The data:
::::::

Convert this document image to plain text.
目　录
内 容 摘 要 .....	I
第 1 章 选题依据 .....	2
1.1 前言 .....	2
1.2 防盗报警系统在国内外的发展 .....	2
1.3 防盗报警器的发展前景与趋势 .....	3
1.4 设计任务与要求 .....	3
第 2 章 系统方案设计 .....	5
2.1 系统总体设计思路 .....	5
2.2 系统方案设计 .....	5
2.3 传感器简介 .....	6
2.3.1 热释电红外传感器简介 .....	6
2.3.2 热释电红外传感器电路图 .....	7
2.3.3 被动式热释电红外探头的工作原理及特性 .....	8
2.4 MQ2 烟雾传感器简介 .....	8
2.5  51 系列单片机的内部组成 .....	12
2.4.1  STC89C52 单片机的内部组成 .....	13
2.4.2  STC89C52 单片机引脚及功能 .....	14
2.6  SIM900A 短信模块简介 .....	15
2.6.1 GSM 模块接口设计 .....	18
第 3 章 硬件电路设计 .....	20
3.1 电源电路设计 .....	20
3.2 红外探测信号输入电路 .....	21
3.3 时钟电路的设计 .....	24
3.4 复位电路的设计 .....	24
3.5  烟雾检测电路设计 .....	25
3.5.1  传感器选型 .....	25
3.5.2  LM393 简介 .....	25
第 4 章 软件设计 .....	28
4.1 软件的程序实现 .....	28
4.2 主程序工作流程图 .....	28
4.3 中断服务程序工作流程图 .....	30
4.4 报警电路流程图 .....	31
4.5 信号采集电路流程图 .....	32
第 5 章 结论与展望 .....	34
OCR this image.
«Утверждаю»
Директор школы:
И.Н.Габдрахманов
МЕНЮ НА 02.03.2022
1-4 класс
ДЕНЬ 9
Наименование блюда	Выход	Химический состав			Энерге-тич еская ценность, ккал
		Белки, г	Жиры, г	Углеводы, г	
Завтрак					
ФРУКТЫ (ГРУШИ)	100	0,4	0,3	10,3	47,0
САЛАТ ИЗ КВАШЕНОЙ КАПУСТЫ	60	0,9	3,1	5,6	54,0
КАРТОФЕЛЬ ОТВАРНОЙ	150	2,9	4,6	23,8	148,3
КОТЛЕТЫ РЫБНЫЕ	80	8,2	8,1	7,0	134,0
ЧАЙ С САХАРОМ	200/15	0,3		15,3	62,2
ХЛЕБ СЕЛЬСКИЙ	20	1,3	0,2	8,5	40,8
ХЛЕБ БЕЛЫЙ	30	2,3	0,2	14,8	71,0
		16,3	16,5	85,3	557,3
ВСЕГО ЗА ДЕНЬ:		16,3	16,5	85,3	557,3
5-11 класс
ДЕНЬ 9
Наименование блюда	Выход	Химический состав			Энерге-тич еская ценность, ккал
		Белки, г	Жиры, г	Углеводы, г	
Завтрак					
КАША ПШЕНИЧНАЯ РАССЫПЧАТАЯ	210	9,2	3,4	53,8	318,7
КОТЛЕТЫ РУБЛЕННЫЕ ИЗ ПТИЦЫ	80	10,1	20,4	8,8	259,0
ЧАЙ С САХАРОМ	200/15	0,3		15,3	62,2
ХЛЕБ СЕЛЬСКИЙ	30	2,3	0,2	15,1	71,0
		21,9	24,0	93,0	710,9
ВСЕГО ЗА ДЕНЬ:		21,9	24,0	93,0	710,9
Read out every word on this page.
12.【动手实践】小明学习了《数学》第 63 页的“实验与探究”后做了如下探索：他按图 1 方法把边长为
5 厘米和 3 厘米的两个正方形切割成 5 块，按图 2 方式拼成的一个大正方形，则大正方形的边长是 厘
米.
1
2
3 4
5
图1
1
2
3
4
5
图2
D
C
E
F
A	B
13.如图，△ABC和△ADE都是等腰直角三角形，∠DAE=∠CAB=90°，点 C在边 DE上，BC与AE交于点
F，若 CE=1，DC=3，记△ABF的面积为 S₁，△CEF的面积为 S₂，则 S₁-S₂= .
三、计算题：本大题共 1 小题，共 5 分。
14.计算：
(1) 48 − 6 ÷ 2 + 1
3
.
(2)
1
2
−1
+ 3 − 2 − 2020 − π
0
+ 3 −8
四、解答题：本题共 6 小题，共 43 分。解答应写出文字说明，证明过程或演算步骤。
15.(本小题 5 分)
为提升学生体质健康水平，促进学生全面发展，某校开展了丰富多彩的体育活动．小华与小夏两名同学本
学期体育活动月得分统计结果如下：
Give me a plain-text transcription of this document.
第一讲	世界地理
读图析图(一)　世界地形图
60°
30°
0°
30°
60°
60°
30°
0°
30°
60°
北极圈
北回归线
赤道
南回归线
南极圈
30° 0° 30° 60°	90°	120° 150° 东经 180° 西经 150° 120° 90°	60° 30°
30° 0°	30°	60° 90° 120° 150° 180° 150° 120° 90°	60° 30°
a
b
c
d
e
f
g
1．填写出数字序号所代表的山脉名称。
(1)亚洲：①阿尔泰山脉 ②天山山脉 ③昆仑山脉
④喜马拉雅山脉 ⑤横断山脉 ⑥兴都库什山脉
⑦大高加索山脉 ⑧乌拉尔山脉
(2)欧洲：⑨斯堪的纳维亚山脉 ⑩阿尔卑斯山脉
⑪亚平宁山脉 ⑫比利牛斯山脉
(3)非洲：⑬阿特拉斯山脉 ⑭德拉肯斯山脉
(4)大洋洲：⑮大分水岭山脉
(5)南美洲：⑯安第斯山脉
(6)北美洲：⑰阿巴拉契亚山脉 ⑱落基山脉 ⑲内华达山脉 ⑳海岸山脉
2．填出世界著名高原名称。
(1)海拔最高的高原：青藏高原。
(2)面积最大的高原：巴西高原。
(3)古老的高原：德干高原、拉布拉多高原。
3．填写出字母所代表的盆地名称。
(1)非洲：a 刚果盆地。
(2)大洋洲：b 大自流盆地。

::::::

Goal: Repeat the data in its entirety, character for character.

Result:
Convert this document image to plain text.
目　录
内 容 摘 要 .....	I
第 1 章 选题依据 .....	2
1.1 前言 .....	2
1.2 防盗报警系统在国内外的发展 .....	2
1.3 防盗报警器的发展前景与趋势 .....	3
1.4 设计任务与要求 .....	3
第 2 章 系统方案设计 .....	5
2.1 系统总体设计思路 .....	5
2.2 系统方案设计 .....	5
2.3 传感器简介 .....	6
2.3.1 热释电红外传感器简介 .....	6
2.3.2 热释电红外传感器电路图 .....	7
2.3.3 被动式热释电红外探头的工作原理及特性 .....	8
2.4 MQ2 烟雾传感器简介 .....	8
2.5  51 系列单片机的内部组成 .....	12
2.4.1  STC89C52 单片机的内部组成 .....	13
2.4.2  STC89C52 单片机引脚及功能 .....	14
2.6  SIM900A 短信模块简介 .....	15
2.6.1 GSM 模块接口设计 .....	18
第 3 章 硬件电路设计 .....	20
3.1 电源电路设计 .....	20
3.2 红外探测信号输入电路 .....	21
3.3 时钟电路的设计 .....	24
3.4 复位电路的设计 .....	24
3.5  烟雾检测电路设计 .....	25
3.5.1  传感器选型 .....	25
3.5.2  LM393 简介 .....	25
第 4 章 软件设计 .....	28
4.1 软件的程序实现 .....	28
4.2 主程序工作流程图 .....	28
4.3 中断服务程序工作流程图 .....	30
4.4 报警电路流程图 .....	31
4.5 信号采集电路流程图 .....	32
第 5 章 结论与展望 .....	34
OCR this image.
«Утверждаю»
Директор школы:
И.Н.Габдрахманов
МЕНЮ НА 02.03.2022
1-4 класс
ДЕНЬ 9
Наименование блюда	Выход	Химический состав			Энерге-тич еская ценность, ккал
		Белки, г	Жиры, г	Углеводы, г	
Завтрак					
ФРУКТЫ (ГРУШИ)	100	0,4	0,3	10,3	47,0
САЛАТ ИЗ КВАШЕНОЙ КАПУСТЫ	60	0,9	3,1	5,6	54,0
КАРТОФЕЛЬ ОТВАРНОЙ	150	2,9	4,6	23,8	148,3
КОТЛЕТЫ РЫБНЫЕ	80	8,2	8,1	7,0	134,0
ЧАЙ С САХАРОМ	200/15	0,3		15,3	62,2
ХЛЕБ СЕЛЬСКИЙ	20	1,3	0,2	8,5	40,8
ХЛЕБ БЕЛЫЙ	30	2,3	0,2	14,8	71,0
		16,3	16,5	85,3	557,3
ВСЕГО ЗА ДЕНЬ:		16,3	16,5	85,3	557,3
5-11 класс
ДЕНЬ 9
Наименование блюда	Выход	Химический состав			Энерге-тич еская ценность, ккал
		Белки, г	Жиры, г	Углеводы, г	
Завтрак					
КАША ПШЕНИЧНАЯ РАССЫПЧАТАЯ	210	9,2	3,4	53,8	318,7
КОТЛЕТЫ РУБЛЕННЫЕ ИЗ ПТИЦЫ	80	10,1	20,4	8,8	259,0
ЧАЙ С САХАРОМ	200/15	0,3		15,3	62,2
ХЛЕБ СЕЛЬСКИЙ	30	2,3	0,2	15,1	71,0
		21,9	24,0	93,0	710,9
ВСЕГО ЗА ДЕНЬ:		21,9	24,0	93,0	710,9
Read out every word on this page.
12.【动手实践】小明学习了《数学》第 63 页的“实验与探究”后做了如下探索：他按图 1 方法把边长为
5 厘米和 3 厘米的两个正方形切割成 5 块，按图 2 方式拼成的一个大正方形，则大正方形的边长是 厘
米.
1
2
3 4
5
图1
1
2
3
4
5
图2
D
C
E
F
A	B
13.如图，△ABC和△ADE都是等腰直角三角形，∠DAE=∠CAB=90°，点 C在边 DE上，BC与AE交于点
F，若 CE=1，DC=3，记△ABF的面积为 S₁，△CEF的面积为 S₂，则 S₁-S₂= .
三、计算题：本大题共 1 小题，共 5 分。
14.计算：
(1) 48 − 6 ÷ 2 + 1
3
.
(2)
1
2
−1
+ 3 − 2 − 2020 − π
0
+ 3 −8
四、解答题：本题共 6 小题，共 43 分。解答应写出文字说明，证明过程或演算步骤。
15.(本小题 5 分)
为提升学生体质健康水平，促进学生全面发展，某校开展了丰富多彩的体育活动．小华与小夏两名同学本
学期体育活动月得分统计结果如下：
Give me a plain-text transcription of this document.
第一讲	世界地理
读图析图(一)　世界地形图
60°
30°
0°
30°
60°
60°
30°
0°
30°
60°
北极圈
北回归线
赤道
南回归线
南极圈
30° 0° 30° 60°	90°	120° 150° 东经 180° 西经 150° 120° 90°	60° 30°
30° 0°	30°	60° 90° 120° 150° 180° 150° 120° 90°	60° 30°
a
b
c
d
e
f
g
1．填写出数字序号所代表的山脉名称。
(1)亚洲：①阿尔泰山脉 ②天山山脉 ③昆仑山脉
④喜马拉雅山脉 ⑤横断山脉 ⑥兴都库什山脉
⑦大高加索山脉 ⑧乌拉尔山脉
(2)欧洲：⑨斯堪的纳维亚山脉 ⑩阿尔卑斯山脉
⑪亚平宁山脉 ⑫比利牛斯山脉
(3)非洲：⑬阿特拉斯山脉 ⑭德拉肯斯山脉
(4)大洋洲：⑮大分水岭山脉
(5)南美洲：⑯安第斯山脉
(6)北美洲：⑰阿巴拉契亚山脉 ⑱落基山脉 ⑲内华达山脉 ⑳海岸山脉
2．填出世界著名高原名称。
(1)海拔最高的高原：青藏高原。
(2)面积最大的高原：巴西高原。
(3)古老的高原：德干高原、拉布拉多高原。
3．填写出字母所代表的盆地名称。
(1)非洲：a 刚果盆地。
(2)大洋洲：b 大自流盆地。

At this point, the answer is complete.